- Task -
From the listing below, extract each line containing the string "доведіть".

- Data records -
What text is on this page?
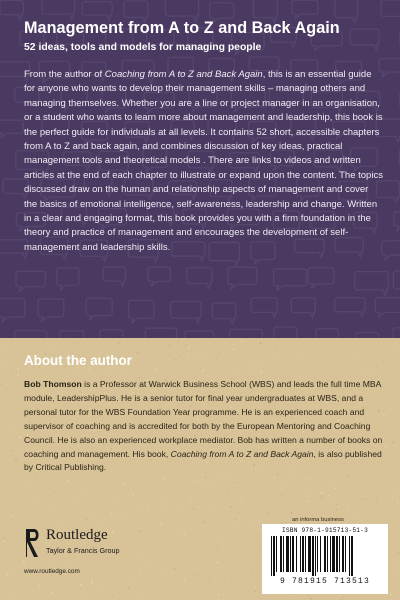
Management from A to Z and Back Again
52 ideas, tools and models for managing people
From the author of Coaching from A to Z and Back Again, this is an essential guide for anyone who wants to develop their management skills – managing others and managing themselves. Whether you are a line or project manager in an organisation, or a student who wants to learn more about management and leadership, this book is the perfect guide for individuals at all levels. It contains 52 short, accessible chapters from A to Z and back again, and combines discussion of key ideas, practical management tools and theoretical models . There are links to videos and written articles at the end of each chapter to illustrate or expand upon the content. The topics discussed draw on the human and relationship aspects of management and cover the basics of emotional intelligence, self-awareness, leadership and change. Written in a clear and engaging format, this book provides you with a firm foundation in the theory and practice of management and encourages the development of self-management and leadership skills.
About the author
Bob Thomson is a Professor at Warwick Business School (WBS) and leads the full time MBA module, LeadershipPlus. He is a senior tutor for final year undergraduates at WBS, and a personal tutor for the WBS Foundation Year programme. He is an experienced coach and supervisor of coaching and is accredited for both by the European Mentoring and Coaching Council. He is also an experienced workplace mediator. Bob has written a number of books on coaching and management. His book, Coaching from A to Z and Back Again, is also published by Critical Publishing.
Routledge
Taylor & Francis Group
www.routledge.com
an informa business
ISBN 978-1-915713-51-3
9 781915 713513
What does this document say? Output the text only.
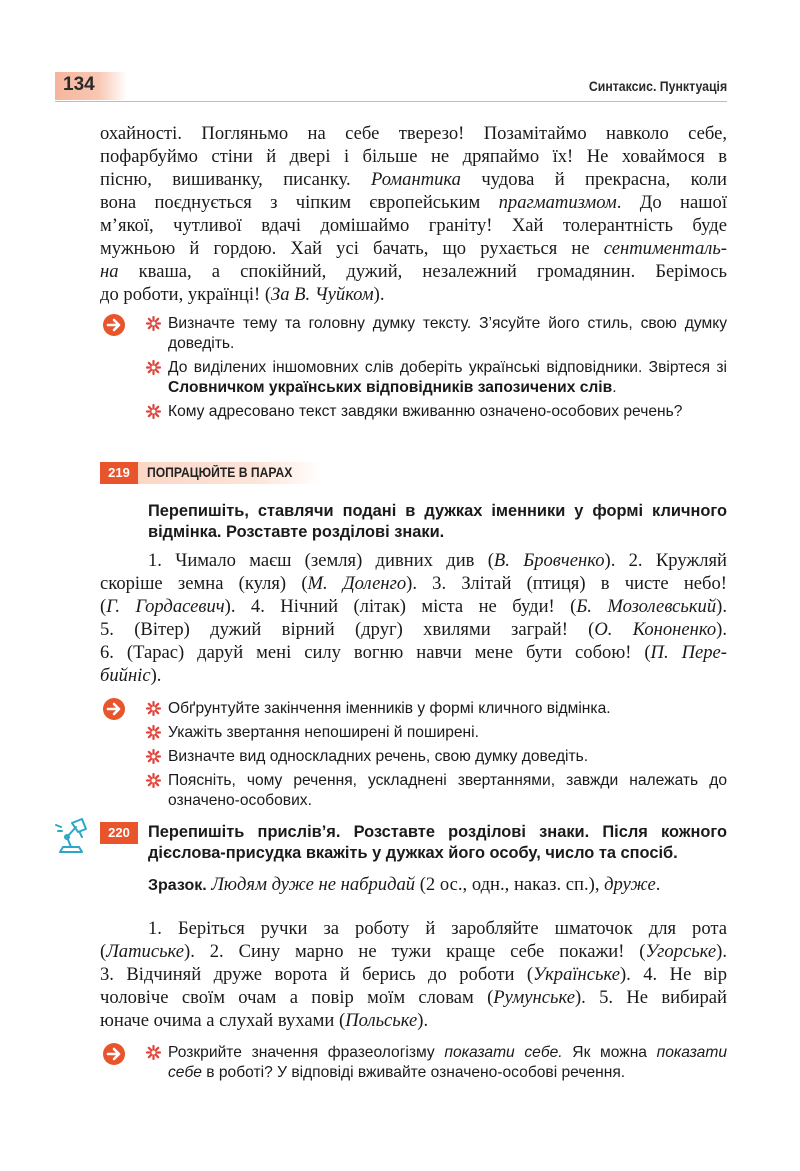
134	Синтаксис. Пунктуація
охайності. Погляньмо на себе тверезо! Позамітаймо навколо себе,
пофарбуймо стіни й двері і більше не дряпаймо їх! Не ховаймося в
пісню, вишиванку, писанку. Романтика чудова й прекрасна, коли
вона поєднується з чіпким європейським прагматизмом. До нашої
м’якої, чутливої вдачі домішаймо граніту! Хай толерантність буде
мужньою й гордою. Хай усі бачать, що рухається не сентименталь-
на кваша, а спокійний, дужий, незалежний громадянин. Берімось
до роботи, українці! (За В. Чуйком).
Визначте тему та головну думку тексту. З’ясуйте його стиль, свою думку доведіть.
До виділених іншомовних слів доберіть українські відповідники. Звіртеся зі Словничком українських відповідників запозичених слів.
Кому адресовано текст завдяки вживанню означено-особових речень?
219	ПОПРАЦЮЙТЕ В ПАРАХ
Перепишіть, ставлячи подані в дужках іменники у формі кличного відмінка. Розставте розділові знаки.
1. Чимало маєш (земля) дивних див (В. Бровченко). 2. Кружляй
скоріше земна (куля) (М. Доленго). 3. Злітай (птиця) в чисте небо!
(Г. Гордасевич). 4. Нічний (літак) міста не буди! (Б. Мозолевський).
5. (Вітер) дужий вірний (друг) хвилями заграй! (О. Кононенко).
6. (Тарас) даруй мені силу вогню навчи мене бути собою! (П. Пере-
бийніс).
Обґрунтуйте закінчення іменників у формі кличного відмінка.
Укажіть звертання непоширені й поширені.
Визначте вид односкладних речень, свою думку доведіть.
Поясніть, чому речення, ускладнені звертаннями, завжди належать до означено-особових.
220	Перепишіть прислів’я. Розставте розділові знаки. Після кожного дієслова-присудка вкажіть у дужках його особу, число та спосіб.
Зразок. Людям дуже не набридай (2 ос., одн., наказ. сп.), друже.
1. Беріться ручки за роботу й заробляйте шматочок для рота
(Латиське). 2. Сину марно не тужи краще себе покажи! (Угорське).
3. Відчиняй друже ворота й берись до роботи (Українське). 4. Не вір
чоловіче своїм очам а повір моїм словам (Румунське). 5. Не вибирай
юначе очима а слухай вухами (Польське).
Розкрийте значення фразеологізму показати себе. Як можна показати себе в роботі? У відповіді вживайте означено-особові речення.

- Final answer -
Визначте тему та головну думку тексту. З’ясуйте його стиль, свою думку доведіть.
Визначте вид односкладних речень, свою думку доведіть.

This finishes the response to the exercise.